SET EXERCISE :: All of the records below should be output exactly.

[Dataset entries]
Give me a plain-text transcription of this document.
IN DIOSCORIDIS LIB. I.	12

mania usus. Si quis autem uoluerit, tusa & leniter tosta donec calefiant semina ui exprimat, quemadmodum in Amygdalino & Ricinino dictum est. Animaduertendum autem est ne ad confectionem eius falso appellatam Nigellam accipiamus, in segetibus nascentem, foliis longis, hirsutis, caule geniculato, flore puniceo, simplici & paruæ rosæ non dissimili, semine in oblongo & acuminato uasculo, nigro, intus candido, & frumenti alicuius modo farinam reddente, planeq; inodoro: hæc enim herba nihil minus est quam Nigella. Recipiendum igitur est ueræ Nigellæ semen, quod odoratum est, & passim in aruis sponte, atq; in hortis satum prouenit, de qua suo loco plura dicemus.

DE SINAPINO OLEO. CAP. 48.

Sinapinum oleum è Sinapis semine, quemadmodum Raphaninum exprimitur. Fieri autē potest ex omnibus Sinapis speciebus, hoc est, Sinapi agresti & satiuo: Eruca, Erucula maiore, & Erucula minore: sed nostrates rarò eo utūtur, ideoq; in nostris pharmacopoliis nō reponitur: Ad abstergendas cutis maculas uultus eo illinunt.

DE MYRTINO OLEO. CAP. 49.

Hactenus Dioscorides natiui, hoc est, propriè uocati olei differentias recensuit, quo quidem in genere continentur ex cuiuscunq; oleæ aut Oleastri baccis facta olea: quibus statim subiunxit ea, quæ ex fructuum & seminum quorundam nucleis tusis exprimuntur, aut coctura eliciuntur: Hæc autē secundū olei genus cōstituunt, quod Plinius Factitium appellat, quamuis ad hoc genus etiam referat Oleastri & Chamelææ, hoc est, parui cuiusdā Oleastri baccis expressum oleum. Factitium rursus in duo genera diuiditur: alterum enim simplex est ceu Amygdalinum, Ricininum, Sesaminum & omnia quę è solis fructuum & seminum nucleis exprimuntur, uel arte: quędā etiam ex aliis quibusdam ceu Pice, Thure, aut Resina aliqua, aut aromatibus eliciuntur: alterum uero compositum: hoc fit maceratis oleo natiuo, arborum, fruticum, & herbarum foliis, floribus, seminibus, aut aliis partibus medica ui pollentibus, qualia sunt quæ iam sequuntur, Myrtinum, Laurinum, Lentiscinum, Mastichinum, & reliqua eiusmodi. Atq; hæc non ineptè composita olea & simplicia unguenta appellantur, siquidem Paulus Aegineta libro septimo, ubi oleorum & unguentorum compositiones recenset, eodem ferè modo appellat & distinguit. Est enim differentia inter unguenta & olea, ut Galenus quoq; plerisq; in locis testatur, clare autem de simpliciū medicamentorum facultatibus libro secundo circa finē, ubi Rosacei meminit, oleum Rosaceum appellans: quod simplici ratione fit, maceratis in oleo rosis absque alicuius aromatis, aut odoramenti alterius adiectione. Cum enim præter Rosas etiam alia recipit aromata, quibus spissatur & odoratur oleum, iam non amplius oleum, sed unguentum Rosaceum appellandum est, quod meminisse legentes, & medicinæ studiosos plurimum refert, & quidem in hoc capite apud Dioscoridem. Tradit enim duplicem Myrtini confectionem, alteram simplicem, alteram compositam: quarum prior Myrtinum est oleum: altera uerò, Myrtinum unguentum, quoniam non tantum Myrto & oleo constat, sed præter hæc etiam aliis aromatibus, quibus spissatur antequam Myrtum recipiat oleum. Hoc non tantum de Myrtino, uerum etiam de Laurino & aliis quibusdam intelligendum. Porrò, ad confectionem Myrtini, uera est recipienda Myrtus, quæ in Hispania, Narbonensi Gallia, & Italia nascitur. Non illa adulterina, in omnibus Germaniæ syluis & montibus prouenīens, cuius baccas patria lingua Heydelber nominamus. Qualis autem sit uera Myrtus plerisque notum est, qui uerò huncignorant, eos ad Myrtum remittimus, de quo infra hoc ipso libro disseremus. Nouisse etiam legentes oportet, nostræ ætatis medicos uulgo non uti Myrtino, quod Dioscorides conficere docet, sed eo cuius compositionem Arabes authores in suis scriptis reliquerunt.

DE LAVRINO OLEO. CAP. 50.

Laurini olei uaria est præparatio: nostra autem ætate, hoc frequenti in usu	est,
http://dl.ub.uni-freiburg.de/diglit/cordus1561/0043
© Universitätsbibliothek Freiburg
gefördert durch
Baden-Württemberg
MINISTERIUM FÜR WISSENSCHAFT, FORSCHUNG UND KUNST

RESULT OF THE TASK ::
Give me a plain-text transcription of this document.
IN DIOSCORIDIS LIB. I.	12

mania usus. Si quis autem uoluerit, tusa & leniter tosta donec calefiant semina ui exprimat, quemadmodum in Amygdalino & Ricinino dictum est. Animaduertendum autem est ne ad confectionem eius falso appellatam Nigellam accipiamus, in segetibus nascentem, foliis longis, hirsutis, caule geniculato, flore puniceo, simplici & paruæ rosæ non dissimili, semine in oblongo & acuminato uasculo, nigro, intus candido, & frumenti alicuius modo farinam reddente, planeq; inodoro: hæc enim herba nihil minus est quam Nigella. Recipiendum igitur est ueræ Nigellæ semen, quod odoratum est, & passim in aruis sponte, atq; in hortis satum prouenit, de qua suo loco plura dicemus.

DE SINAPINO OLEO. CAP. 48.

Sinapinum oleum è Sinapis semine, quemadmodum Raphaninum exprimitur. Fieri autē potest ex omnibus Sinapis speciebus, hoc est, Sinapi agresti & satiuo: Eruca, Erucula maiore, & Erucula minore: sed nostrates rarò eo utūtur, ideoq; in nostris pharmacopoliis nō reponitur: Ad abstergendas cutis maculas uultus eo illinunt.

DE MYRTINO OLEO. CAP. 49.

Hactenus Dioscorides natiui, hoc est, propriè uocati olei differentias recensuit, quo quidem in genere continentur ex cuiuscunq; oleæ aut Oleastri baccis facta olea: quibus statim subiunxit ea, quæ ex fructuum & seminum quorundam nucleis tusis exprimuntur, aut coctura eliciuntur: Hæc autē secundū olei genus cōstituunt, quod Plinius Factitium appellat, quamuis ad hoc genus etiam referat Oleastri & Chamelææ, hoc est, parui cuiusdā Oleastri baccis expressum oleum. Factitium rursus in duo genera diuiditur: alterum enim simplex est ceu Amygdalinum, Ricininum, Sesaminum & omnia quę è solis fructuum & seminum nucleis exprimuntur, uel arte: quędā etiam ex aliis quibusdam ceu Pice, Thure, aut Resina aliqua, aut aromatibus eliciuntur: alterum uero compositum: hoc fit maceratis oleo natiuo, arborum, fruticum, & herbarum foliis, floribus, seminibus, aut aliis partibus medica ui pollentibus, qualia sunt quæ iam sequuntur, Myrtinum, Laurinum, Lentiscinum, Mastichinum, & reliqua eiusmodi. Atq; hæc non ineptè composita olea & simplicia unguenta appellantur, siquidem Paulus Aegineta libro septimo, ubi oleorum & unguentorum compositiones recenset, eodem ferè modo appellat & distinguit. Est enim differentia inter unguenta & olea, ut Galenus quoq; plerisq; in locis testatur, clare autem de simpliciū medicamentorum facultatibus libro secundo circa finē, ubi Rosacei meminit, oleum Rosaceum appellans: quod simplici ratione fit, maceratis in oleo rosis absque alicuius aromatis, aut odoramenti alterius adiectione. Cum enim præter Rosas etiam alia recipit aromata, quibus spissatur & odoratur oleum, iam non amplius oleum, sed unguentum Rosaceum appellandum est, quod meminisse legentes, & medicinæ studiosos plurimum refert, & quidem in hoc capite apud Dioscoridem. Tradit enim duplicem Myrtini confectionem, alteram simplicem, alteram compositam: quarum prior Myrtinum est oleum: altera uerò, Myrtinum unguentum, quoniam non tantum Myrto & oleo constat, sed præter hæc etiam aliis aromatibus, quibus spissatur antequam Myrtum recipiat oleum. Hoc non tantum de Myrtino, uerum etiam de Laurino & aliis quibusdam intelligendum. Porrò, ad confectionem Myrtini, uera est recipienda Myrtus, quæ in Hispania, Narbonensi Gallia, & Italia nascitur. Non illa adulterina, in omnibus Germaniæ syluis & montibus prouenīens, cuius baccas patria lingua Heydelber nominamus. Qualis autem sit uera Myrtus plerisque notum est, qui uerò huncignorant, eos ad Myrtum remittimus, de quo infra hoc ipso libro disseremus. Nouisse etiam legentes oportet, nostræ ætatis medicos uulgo non uti Myrtino, quod Dioscorides conficere docet, sed eo cuius compositionem Arabes authores in suis scriptis reliquerunt.

DE LAVRINO OLEO. CAP. 50.

Laurini olei uaria est præparatio: nostra autem ætate, hoc frequenti in usu	est,
http://dl.ub.uni-freiburg.de/diglit/cordus1561/0043
© Universitätsbibliothek Freiburg
gefördert durch
Baden-Württemberg
MINISTERIUM FÜR WISSENSCHAFT, FORSCHUNG UND KUNST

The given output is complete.